Objective
Lines that include the word "傅雷家书" are the ones to copy.

────────

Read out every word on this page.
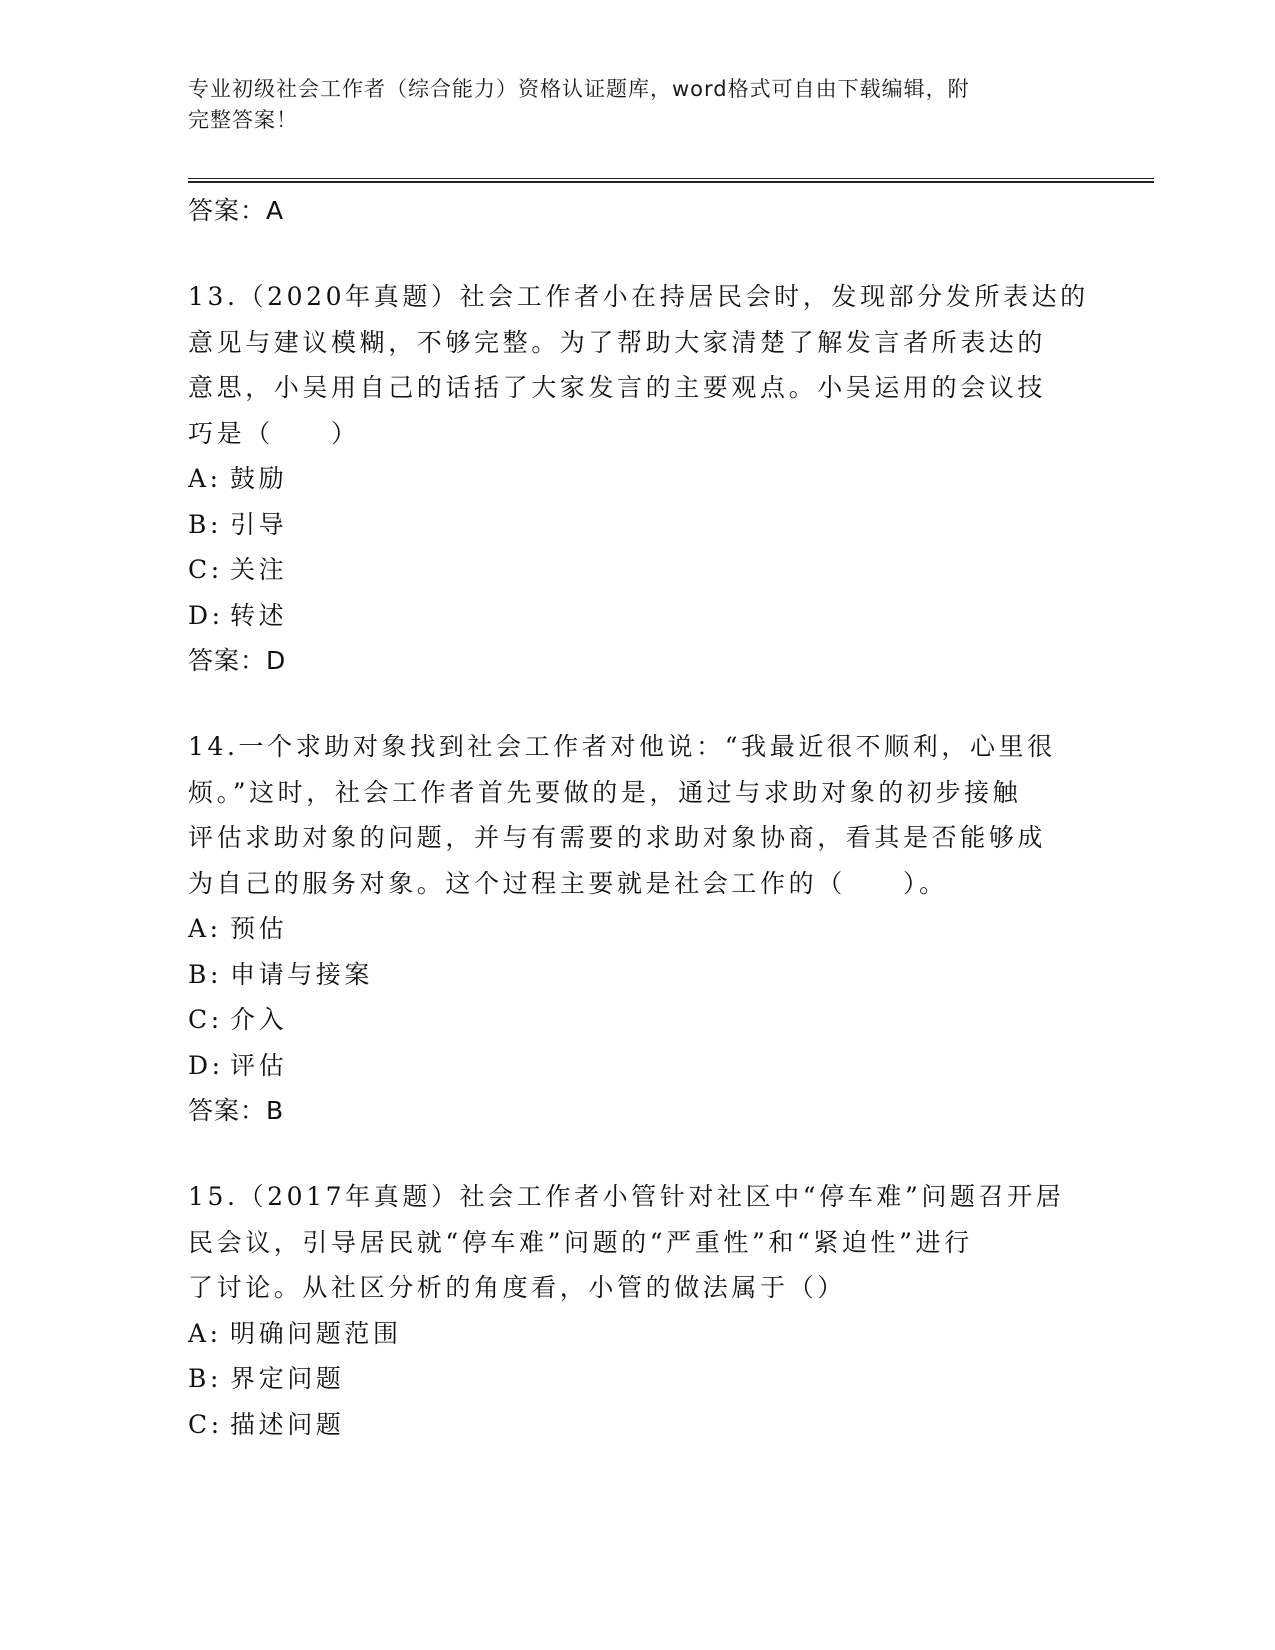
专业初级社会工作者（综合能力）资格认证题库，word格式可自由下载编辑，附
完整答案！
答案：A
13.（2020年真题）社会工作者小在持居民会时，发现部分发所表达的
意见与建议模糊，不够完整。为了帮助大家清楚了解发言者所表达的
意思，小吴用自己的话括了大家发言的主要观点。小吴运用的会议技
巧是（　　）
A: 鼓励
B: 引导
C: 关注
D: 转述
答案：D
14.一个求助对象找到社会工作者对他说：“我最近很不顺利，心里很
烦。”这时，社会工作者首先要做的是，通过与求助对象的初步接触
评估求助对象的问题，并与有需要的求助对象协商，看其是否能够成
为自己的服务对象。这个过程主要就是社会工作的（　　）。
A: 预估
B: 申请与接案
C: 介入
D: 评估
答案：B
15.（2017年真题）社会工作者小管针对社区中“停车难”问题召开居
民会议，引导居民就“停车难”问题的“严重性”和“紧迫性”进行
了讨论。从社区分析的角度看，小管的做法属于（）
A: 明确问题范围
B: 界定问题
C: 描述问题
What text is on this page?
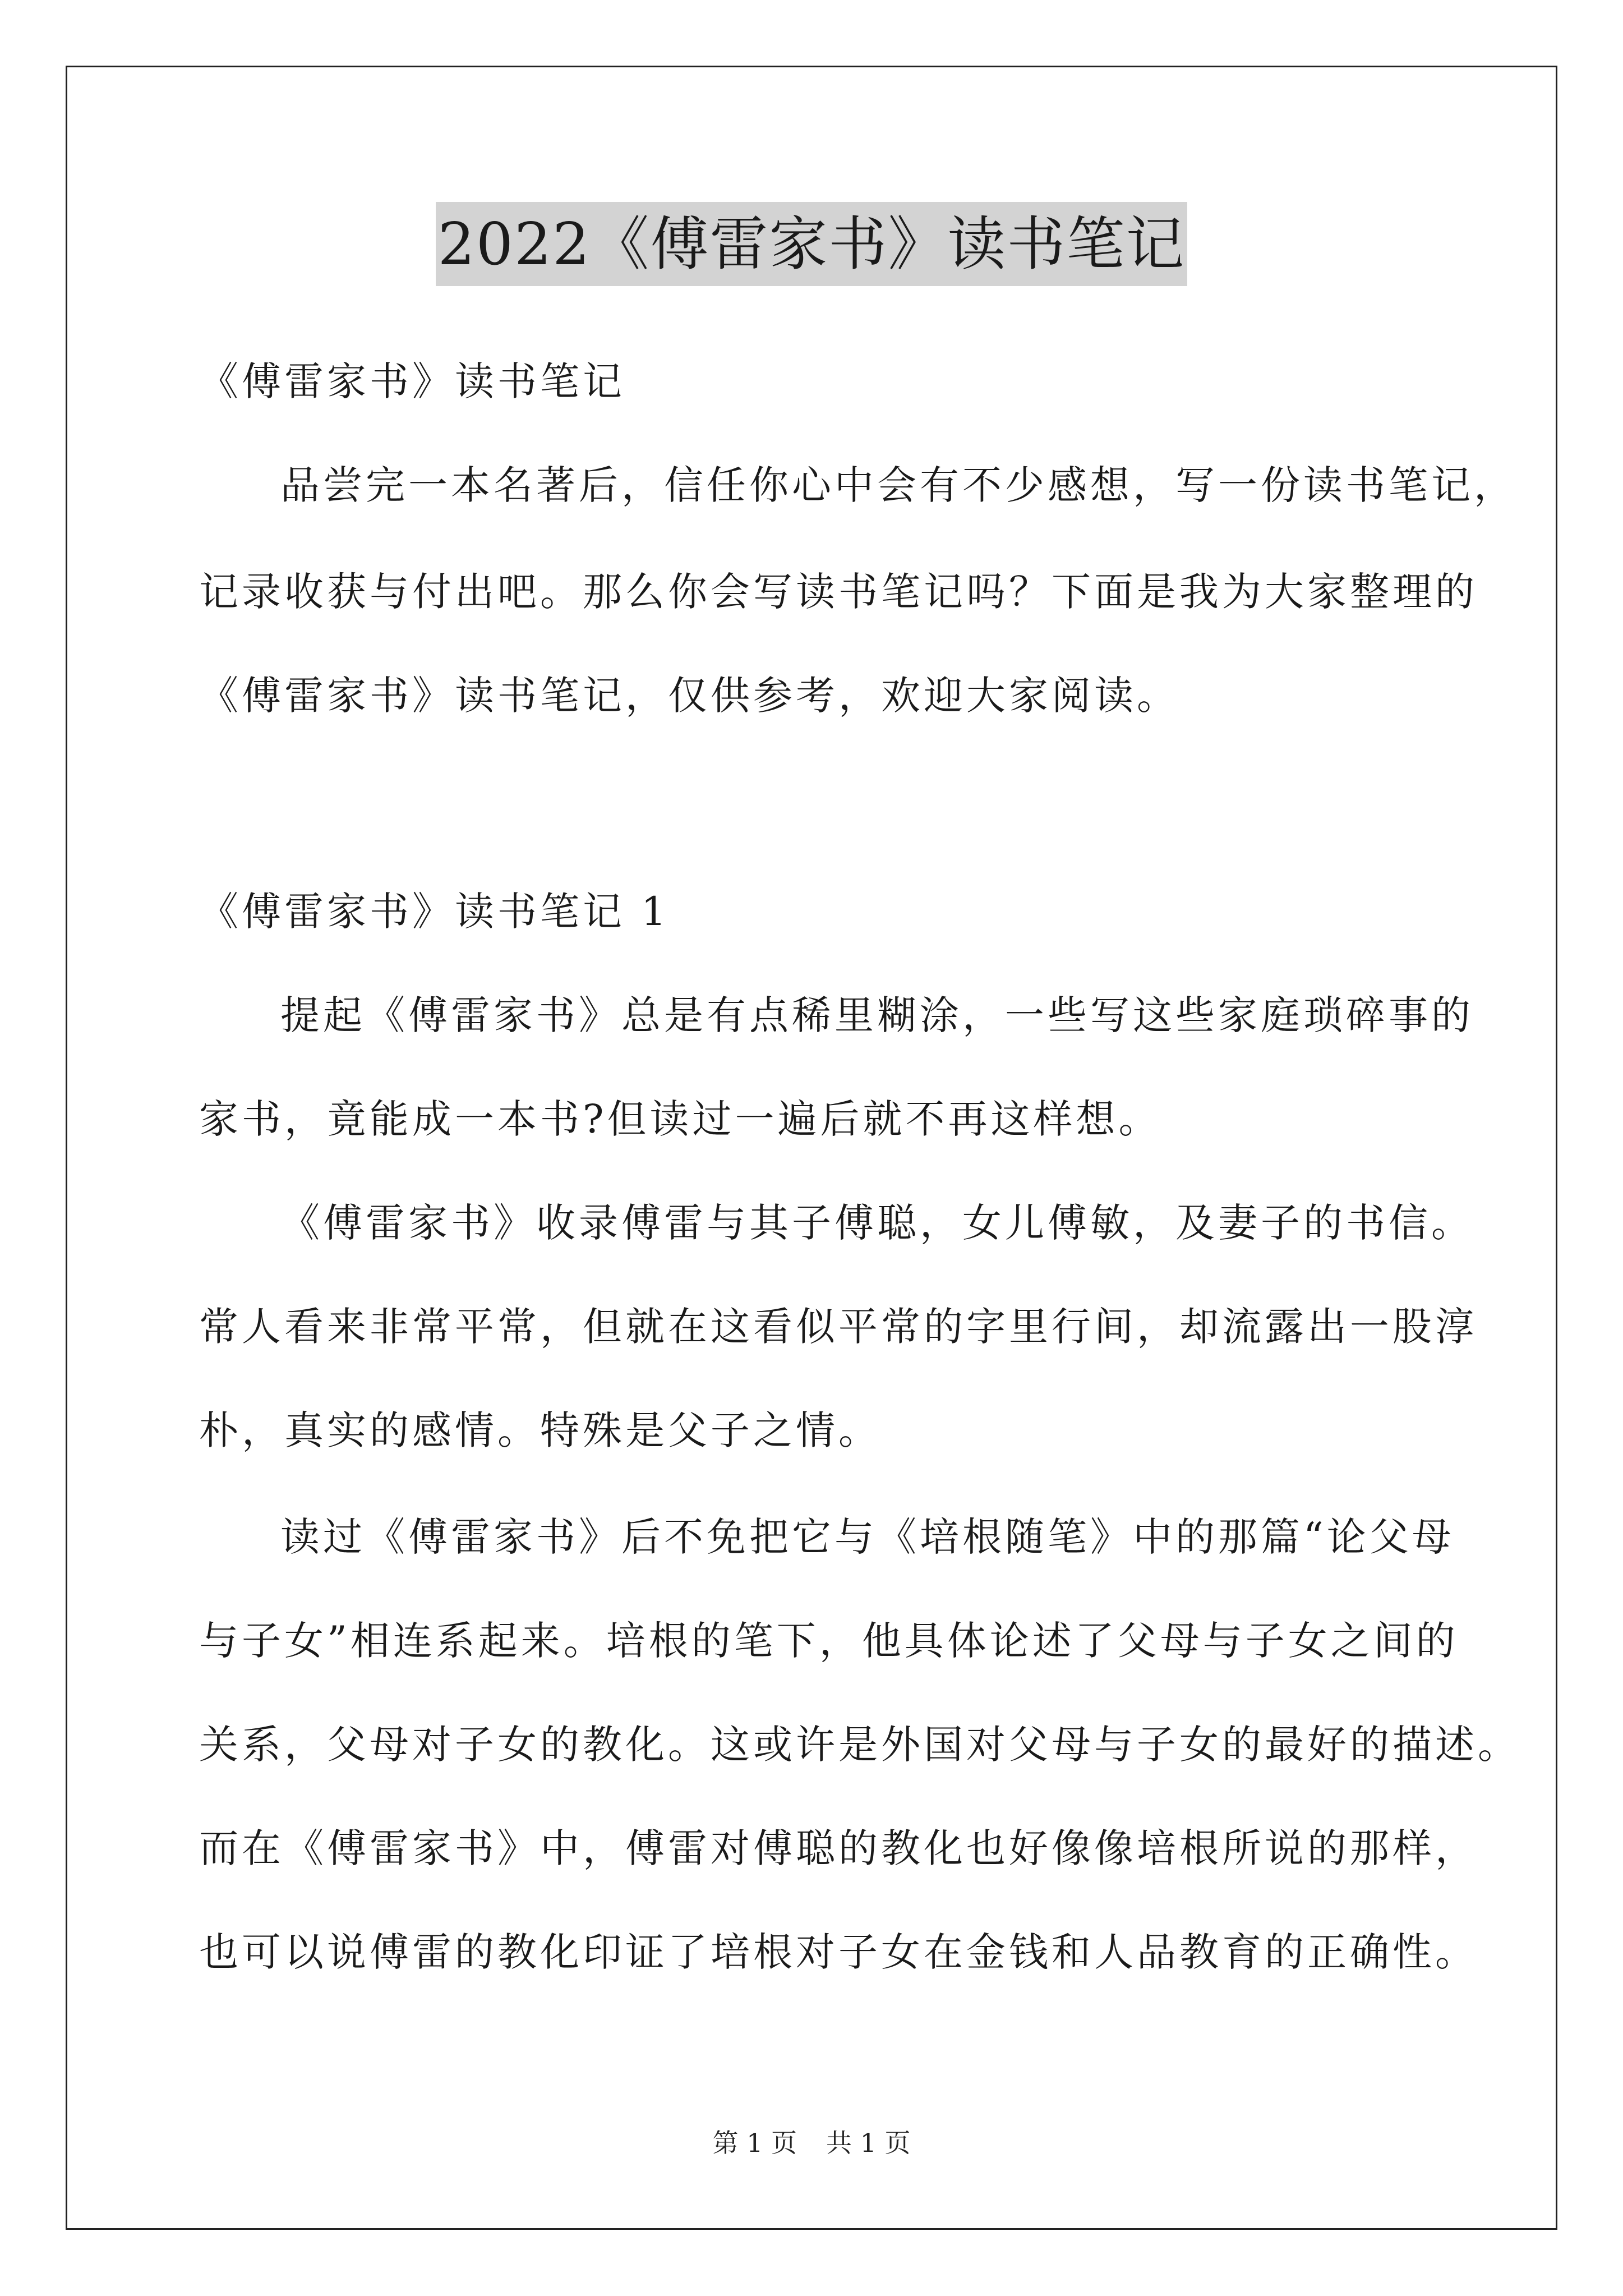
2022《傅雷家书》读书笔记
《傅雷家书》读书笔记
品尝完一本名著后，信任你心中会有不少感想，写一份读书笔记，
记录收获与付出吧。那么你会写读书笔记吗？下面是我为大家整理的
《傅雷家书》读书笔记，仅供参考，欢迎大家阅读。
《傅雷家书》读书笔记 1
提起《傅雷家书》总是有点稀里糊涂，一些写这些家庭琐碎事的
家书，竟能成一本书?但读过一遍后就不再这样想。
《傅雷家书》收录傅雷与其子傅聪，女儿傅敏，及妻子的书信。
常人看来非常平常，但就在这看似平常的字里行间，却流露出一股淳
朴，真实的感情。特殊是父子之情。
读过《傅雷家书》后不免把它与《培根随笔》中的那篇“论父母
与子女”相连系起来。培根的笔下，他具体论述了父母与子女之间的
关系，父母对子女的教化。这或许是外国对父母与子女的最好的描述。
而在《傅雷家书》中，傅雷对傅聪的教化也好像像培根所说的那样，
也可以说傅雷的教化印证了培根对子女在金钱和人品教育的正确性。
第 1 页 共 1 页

────────

In response
2022《傅雷家书》读书笔记
《傅雷家书》读书笔记
《傅雷家书》读书笔记，仅供参考，欢迎大家阅读。
《傅雷家书》读书笔记 1
提起《傅雷家书》总是有点稀里糊涂，一些写这些家庭琐碎事的
《傅雷家书》收录傅雷与其子傅聪，女儿傅敏，及妻子的书信。
读过《傅雷家书》后不免把它与《培根随笔》中的那篇“论父母
而在《傅雷家书》中，傅雷对傅聪的教化也好像像培根所说的那样，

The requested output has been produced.